• _Problem_
Go through the listing and copy every line word for word.

--- Begin ---

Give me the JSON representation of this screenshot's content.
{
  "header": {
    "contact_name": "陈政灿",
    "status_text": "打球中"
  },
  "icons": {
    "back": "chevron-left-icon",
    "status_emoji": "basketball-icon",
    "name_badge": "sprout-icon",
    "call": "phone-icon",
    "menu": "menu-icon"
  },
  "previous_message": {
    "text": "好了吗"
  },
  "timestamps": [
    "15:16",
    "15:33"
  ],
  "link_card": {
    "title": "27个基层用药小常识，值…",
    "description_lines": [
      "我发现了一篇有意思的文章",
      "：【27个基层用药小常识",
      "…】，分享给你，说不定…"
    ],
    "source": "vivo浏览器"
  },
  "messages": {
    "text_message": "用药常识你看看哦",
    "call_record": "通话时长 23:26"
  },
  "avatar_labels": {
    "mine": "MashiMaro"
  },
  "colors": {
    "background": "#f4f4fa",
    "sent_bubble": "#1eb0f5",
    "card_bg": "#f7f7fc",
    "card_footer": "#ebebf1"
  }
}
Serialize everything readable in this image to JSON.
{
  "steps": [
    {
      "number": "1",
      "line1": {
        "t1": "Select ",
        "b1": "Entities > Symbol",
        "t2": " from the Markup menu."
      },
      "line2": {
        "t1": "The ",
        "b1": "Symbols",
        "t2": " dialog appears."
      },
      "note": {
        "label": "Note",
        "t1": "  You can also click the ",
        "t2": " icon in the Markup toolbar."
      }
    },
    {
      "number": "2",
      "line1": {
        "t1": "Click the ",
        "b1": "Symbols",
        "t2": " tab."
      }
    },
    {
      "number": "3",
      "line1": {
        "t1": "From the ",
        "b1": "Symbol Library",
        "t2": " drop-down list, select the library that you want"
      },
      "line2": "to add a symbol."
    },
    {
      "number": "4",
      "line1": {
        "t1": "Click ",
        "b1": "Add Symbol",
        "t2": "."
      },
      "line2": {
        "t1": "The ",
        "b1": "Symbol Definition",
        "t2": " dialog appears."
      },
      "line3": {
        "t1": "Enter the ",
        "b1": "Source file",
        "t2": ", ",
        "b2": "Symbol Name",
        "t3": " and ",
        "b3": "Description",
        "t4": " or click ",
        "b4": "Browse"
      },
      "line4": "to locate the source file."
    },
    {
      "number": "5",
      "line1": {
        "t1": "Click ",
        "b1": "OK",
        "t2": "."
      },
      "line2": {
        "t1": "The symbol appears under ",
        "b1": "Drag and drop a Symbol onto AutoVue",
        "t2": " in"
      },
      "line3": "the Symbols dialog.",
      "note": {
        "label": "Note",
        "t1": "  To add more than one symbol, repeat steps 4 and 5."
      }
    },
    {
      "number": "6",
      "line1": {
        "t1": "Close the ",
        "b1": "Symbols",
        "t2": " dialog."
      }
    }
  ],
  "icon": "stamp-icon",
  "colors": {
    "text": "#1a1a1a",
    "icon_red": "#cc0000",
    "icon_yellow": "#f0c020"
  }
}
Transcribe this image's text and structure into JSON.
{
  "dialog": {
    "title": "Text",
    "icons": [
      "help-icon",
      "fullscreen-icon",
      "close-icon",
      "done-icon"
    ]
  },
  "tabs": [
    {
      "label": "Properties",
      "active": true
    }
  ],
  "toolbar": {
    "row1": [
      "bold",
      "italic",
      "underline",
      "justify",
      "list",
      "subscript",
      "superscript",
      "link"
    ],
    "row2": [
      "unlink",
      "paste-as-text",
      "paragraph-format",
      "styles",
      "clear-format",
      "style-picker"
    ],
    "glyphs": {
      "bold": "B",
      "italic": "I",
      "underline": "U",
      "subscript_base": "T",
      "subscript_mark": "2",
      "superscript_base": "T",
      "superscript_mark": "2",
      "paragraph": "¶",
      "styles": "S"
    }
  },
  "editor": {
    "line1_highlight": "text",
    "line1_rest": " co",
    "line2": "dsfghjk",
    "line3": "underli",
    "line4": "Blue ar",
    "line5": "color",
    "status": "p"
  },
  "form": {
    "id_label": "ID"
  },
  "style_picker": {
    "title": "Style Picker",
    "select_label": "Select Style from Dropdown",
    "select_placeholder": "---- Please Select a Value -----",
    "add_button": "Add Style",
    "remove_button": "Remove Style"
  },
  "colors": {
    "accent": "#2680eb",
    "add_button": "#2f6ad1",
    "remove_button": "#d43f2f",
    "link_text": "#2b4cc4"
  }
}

--- End ---

• _Result for this exercise_
Give me the JSON representation of this screenshot's content.
{
  "header": {
    "contact_name": "陈政灿",
    "status_text": "打球中"
  },
  "icons": {
    "back": "chevron-left-icon",
    "status_emoji": "basketball-icon",
    "name_badge": "sprout-icon",
    "call": "phone-icon",
    "menu": "menu-icon"
  },
  "previous_message": {
    "text": "好了吗"
  },
  "timestamps": [
    "15:16",
    "15:33"
  ],
  "link_card": {
    "title": "27个基层用药小常识，值…",
    "description_lines": [
      "我发现了一篇有意思的文章",
      "：【27个基层用药小常识",
      "…】，分享给你，说不定…"
    ],
    "source": "vivo浏览器"
  },
  "messages": {
    "text_message": "用药常识你看看哦",
    "call_record": "通话时长 23:26"
  },
  "avatar_labels": {
    "mine": "MashiMaro"
  },
  "colors": {
    "background": "#f4f4fa",
    "sent_bubble": "#1eb0f5",
    "card_bg": "#f7f7fc",
    "card_footer": "#ebebf1"
  }
}
Serialize everything readable in this image to JSON.
{
  "steps": [
    {
      "number": "1",
      "line1": {
        "t1": "Select ",
        "b1": "Entities > Symbol",
        "t2": " from the Markup menu."
      },
      "line2": {
        "t1": "The ",
        "b1": "Symbols",
        "t2": " dialog appears."
      },
      "note": {
        "label": "Note",
        "t1": "  You can also click the ",
        "t2": " icon in the Markup toolbar."
      }
    },
    {
      "number": "2",
      "line1": {
        "t1": "Click the ",
        "b1": "Symbols",
        "t2": " tab."
      }
    },
    {
      "number": "3",
      "line1": {
        "t1": "From the ",
        "b1": "Symbol Library",
        "t2": " drop-down list, select the library that you want"
      },
      "line2": "to add a symbol."
    },
    {
      "number": "4",
      "line1": {
        "t1": "Click ",
        "b1": "Add Symbol",
        "t2": "."
      },
      "line2": {
        "t1": "The ",
        "b1": "Symbol Definition",
        "t2": " dialog appears."
      },
      "line3": {
        "t1": "Enter the ",
        "b1": "Source file",
        "t2": ", ",
        "b2": "Symbol Name",
        "t3": " and ",
        "b3": "Description",
        "t4": " or click ",
        "b4": "Browse"
      },
      "line4": "to locate the source file."
    },
    {
      "number": "5",
      "line1": {
        "t1": "Click ",
        "b1": "OK",
        "t2": "."
      },
      "line2": {
        "t1": "The symbol appears under ",
        "b1": "Drag and drop a Symbol onto AutoVue",
        "t2": " in"
      },
      "line3": "the Symbols dialog.",
      "note": {
        "label": "Note",
        "t1": "  To add more than one symbol, repeat steps 4 and 5."
      }
    },
    {
      "number": "6",
      "line1": {
        "t1": "Close the ",
        "b1": "Symbols",
        "t2": " dialog."
      }
    }
  ],
  "icon": "stamp-icon",
  "colors": {
    "text": "#1a1a1a",
    "icon_red": "#cc0000",
    "icon_yellow": "#f0c020"
  }
}
Transcribe this image's text and structure into JSON.
{
  "dialog": {
    "title": "Text",
    "icons": [
      "help-icon",
      "fullscreen-icon",
      "close-icon",
      "done-icon"
    ]
  },
  "tabs": [
    {
      "label": "Properties",
      "active": true
    }
  ],
  "toolbar": {
    "row1": [
      "bold",
      "italic",
      "underline",
      "justify",
      "list",
      "subscript",
      "superscript",
      "link"
    ],
    "row2": [
      "unlink",
      "paste-as-text",
      "paragraph-format",
      "styles",
      "clear-format",
      "style-picker"
    ],
    "glyphs": {
      "bold": "B",
      "italic": "I",
      "underline": "U",
      "subscript_base": "T",
      "subscript_mark": "2",
      "superscript_base": "T",
      "superscript_mark": "2",
      "paragraph": "¶",
      "styles": "S"
    }
  },
  "editor": {
    "line1_highlight": "text",
    "line1_rest": " co",
    "line2": "dsfghjk",
    "line3": "underli",
    "line4": "Blue ar",
    "line5": "color",
    "status": "p"
  },
  "form": {
    "id_label": "ID"
  },
  "style_picker": {
    "title": "Style Picker",
    "select_label": "Select Style from Dropdown",
    "select_placeholder": "---- Please Select a Value -----",
    "add_button": "Add Style",
    "remove_button": "Remove Style"
  },
  "colors": {
    "accent": "#2680eb",
    "add_button": "#2f6ad1",
    "remove_button": "#d43f2f",
    "link_text": "#2b4cc4"
  }
}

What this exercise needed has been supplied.